Set exercise 1
List every forum username that appears in the forum thread about Malal, including any user who is mentioned but does not post.
Set exercise 2
For each statement, say whether the forum thread about Malal supports it. Answer yes or no and quote the deciding words. (a) NoiseMarine argues that the Emperor cannot be Malal. (b) The Sons of Malice fight for the Emperor against Chaos. (c) Zarahemna believes GW keeps its setting vague on purpose.
Set exercise 3
Write the next part of the forum thread about Malal, starting after its final sentence.

Text section
— begin —

Some of my very old Citadel Journals have the Kaleb Daark comic strip in it, so I'd be quite happy to see Malal make a return.


----------



## NoiseMarine (Jun 8, 2008)

wd6669 said:


> pretty sure the emperor is a chaos god since he has that whole star child/ shining light in the warp thing happening. Maybe the emperor is malal or the emperor has malal's power and thats why he created the golden throne cause if he dies malal will be reborn in the warp and take over


I agree with CCCP, but to point something out Emp cant be Malal because Malal is also included in WHFB and the only connection about the two games, (40k and fantasy) are the chaos gods and similar armies. And also there is a renegade chapter called the Sons of Malice who serve him but they attack both, Chaos and Emperor...


----------



## Zarahemna (Aug 7, 2008)

*Still not sure*

I'm still not sure that this is such a big deal. I think GW deliberately leave things vague enough that everyone can modify the GW universe to fit their own expectations.

— end —

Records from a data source
— begin —

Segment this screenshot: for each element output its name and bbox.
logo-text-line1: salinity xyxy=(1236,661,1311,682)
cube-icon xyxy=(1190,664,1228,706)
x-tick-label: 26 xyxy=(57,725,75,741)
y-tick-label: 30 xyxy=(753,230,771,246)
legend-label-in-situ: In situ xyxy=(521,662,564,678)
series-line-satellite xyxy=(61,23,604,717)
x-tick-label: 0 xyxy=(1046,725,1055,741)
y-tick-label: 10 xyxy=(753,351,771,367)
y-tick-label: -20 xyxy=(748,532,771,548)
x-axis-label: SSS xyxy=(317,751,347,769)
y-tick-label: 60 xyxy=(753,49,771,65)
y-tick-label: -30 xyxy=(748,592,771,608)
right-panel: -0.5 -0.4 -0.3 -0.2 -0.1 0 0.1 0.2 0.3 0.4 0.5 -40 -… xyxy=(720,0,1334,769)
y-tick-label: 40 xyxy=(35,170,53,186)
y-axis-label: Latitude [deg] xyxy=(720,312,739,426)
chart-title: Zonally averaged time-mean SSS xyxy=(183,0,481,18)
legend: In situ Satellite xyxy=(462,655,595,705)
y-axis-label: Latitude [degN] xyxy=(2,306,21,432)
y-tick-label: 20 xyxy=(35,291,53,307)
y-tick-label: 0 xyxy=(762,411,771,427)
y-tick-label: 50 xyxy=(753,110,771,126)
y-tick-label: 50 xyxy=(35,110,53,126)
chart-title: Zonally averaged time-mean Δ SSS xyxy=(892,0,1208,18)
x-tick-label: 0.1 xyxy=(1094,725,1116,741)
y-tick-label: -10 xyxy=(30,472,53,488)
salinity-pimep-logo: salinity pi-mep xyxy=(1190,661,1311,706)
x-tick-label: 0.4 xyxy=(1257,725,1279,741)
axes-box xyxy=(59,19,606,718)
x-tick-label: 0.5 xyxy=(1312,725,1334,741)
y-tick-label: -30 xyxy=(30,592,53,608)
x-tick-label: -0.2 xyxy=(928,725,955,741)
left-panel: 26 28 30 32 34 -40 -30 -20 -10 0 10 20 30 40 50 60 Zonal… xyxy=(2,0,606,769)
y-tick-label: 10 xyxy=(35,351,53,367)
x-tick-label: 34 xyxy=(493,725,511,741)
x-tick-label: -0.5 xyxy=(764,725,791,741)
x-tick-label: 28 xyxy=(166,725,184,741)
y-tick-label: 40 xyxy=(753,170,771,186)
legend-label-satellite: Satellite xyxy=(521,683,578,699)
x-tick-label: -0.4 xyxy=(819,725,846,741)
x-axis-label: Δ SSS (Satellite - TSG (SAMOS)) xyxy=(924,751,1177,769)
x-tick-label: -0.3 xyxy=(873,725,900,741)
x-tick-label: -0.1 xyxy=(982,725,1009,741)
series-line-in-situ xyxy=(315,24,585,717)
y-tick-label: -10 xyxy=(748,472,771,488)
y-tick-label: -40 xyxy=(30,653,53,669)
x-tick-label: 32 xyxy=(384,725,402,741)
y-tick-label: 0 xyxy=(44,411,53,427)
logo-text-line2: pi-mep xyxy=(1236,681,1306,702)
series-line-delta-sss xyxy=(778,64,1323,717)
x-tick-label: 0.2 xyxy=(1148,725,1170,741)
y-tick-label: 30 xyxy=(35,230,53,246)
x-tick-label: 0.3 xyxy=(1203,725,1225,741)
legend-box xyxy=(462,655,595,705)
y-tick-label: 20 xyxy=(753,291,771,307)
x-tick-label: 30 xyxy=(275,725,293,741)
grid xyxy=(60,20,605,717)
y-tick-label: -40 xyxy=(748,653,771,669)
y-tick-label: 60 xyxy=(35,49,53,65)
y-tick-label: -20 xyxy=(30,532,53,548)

— end —

Written response 1
wd6669, NoiseMarine, CCCP, Zarahemna

Written response 2
(a) Yes: "Emp cant be Malal because Malal is also included in WHFB"
(b) No: "they attack both, Chaos and Emperor"
(c) Yes: "I think GW deliberately leave things vague enough that everyone can modify the GW universe to fit their own expectations."

Written response 3
How many people have you heard disagreeing about the background vs how many have you heard discussing things apparently in complete harmony?

If Malal is rumoured to come back then this will create more interest than a well documented return...


----------



## woods606 (Oct 30, 2008)

I agree with Zarahemna and I also think that GW leaving a few things to the imagination of the people in the hobby is a good thing. Very few people like all the GW fluff yet everyone likes their own take on it. 

I don't think they should reintroduce Malal and tbh I don't really like the concept of a Chaos God of chaos. Those people who do like Malal fluff a lot are probably going to already have their own Sons of Malice army anyway.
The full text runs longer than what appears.